>>

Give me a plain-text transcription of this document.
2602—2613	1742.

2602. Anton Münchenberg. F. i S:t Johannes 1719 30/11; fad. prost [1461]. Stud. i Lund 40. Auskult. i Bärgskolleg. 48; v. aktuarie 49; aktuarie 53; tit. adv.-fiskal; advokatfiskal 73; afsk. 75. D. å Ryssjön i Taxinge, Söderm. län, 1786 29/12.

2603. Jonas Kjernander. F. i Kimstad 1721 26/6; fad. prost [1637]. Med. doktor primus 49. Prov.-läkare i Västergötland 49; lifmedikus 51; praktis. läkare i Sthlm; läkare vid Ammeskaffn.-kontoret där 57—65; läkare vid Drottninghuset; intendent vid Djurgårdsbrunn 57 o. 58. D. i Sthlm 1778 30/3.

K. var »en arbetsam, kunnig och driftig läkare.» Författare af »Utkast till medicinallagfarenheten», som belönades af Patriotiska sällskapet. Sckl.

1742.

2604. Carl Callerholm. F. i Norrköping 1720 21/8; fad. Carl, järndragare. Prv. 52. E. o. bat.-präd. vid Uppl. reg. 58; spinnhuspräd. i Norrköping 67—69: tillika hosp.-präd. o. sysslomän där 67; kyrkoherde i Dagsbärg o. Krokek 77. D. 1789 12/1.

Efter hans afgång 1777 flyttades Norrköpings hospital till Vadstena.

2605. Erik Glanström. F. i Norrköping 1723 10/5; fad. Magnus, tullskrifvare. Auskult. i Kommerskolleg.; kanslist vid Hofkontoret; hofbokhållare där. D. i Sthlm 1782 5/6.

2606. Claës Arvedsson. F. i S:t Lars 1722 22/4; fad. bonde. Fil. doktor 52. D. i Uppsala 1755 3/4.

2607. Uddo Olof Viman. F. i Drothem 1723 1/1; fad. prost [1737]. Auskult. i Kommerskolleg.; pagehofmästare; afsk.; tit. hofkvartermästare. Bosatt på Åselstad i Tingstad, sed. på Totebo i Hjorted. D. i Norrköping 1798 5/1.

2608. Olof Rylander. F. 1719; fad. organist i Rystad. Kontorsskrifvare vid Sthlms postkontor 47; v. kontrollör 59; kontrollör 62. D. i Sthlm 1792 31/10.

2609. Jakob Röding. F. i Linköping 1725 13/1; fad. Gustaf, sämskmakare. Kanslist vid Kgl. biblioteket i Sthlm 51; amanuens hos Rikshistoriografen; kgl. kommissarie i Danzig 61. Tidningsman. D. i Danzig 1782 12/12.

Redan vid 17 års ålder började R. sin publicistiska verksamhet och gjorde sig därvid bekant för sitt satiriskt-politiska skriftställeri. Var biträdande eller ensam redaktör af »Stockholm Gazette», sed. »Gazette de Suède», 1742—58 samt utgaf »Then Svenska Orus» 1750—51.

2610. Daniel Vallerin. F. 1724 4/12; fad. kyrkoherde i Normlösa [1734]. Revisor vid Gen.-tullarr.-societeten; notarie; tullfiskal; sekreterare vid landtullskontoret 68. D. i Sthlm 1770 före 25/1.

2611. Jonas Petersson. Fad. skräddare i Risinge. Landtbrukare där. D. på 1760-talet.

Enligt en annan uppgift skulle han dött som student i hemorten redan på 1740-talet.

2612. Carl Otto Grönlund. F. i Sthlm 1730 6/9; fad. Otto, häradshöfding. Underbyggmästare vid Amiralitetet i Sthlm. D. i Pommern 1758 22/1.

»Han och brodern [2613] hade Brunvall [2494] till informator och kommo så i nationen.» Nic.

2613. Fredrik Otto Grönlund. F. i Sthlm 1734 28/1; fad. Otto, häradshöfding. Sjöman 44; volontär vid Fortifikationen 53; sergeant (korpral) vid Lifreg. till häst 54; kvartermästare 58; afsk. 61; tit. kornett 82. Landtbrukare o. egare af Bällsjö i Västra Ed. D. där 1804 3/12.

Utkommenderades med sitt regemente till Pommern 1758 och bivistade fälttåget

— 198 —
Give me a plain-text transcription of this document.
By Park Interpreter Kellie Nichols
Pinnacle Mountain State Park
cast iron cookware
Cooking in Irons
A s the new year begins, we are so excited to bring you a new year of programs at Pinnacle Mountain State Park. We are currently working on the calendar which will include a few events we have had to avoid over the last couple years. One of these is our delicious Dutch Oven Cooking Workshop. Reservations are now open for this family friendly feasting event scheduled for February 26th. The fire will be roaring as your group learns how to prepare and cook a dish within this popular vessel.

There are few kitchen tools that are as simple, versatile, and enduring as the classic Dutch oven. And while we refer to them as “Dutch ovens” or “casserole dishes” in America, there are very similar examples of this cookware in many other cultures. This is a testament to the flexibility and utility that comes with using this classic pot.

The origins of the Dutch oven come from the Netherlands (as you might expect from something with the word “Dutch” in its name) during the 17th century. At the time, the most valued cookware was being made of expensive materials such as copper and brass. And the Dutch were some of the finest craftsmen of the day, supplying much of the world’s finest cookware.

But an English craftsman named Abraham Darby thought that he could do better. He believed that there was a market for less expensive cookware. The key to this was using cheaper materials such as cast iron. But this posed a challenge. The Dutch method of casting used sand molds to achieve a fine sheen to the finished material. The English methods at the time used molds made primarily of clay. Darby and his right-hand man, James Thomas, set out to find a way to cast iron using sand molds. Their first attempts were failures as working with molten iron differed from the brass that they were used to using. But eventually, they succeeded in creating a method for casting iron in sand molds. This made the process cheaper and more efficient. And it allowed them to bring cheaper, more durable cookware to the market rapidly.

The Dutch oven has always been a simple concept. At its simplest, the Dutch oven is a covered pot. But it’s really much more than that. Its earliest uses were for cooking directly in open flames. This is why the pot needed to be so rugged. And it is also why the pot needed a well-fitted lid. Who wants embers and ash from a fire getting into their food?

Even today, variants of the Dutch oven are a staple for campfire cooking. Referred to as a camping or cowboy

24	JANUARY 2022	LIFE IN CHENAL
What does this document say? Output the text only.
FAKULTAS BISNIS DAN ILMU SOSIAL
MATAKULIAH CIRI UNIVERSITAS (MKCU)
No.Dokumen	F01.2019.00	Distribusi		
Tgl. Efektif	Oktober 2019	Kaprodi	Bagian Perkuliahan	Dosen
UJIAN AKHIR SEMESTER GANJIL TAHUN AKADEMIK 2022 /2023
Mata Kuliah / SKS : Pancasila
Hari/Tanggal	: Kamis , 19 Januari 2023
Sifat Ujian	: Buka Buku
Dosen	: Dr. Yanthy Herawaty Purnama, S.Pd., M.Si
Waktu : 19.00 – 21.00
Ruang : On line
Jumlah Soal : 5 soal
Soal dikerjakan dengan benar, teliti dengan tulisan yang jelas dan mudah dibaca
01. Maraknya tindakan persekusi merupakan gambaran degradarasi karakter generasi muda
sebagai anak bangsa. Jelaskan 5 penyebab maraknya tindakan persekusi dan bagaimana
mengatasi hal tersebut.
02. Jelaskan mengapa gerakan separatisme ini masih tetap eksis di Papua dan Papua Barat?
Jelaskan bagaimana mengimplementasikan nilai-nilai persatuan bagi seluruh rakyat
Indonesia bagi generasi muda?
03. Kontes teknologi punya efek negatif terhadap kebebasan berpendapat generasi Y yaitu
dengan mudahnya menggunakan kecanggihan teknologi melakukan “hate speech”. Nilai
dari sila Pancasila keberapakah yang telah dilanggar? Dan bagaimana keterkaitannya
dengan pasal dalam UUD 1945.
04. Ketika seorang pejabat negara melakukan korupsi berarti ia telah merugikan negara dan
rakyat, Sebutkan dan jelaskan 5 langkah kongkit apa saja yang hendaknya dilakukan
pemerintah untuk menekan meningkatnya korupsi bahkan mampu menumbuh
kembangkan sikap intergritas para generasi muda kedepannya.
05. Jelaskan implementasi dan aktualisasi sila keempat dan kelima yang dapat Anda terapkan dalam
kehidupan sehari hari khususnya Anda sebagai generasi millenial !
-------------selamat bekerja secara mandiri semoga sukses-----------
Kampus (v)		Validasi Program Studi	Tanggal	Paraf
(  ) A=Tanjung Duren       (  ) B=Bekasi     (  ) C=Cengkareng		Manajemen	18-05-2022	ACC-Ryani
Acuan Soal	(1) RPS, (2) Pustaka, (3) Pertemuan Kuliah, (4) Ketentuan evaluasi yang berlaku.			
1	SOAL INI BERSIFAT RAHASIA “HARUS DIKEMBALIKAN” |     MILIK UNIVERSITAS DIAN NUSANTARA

<<

Short exercise: Read through the entries and copy every line that includes "Pommern".

Task output:
2612. Carl Otto Grönlund. F. i Sthlm 1730 6/9; fad. Otto, häradshöfding. Underbyggmästare vid Amiralitetet i Sthlm. D. i Pommern 1758 22/1.
Utkommenderades med sitt regemente till Pommern 1758 och bivistade fälttåget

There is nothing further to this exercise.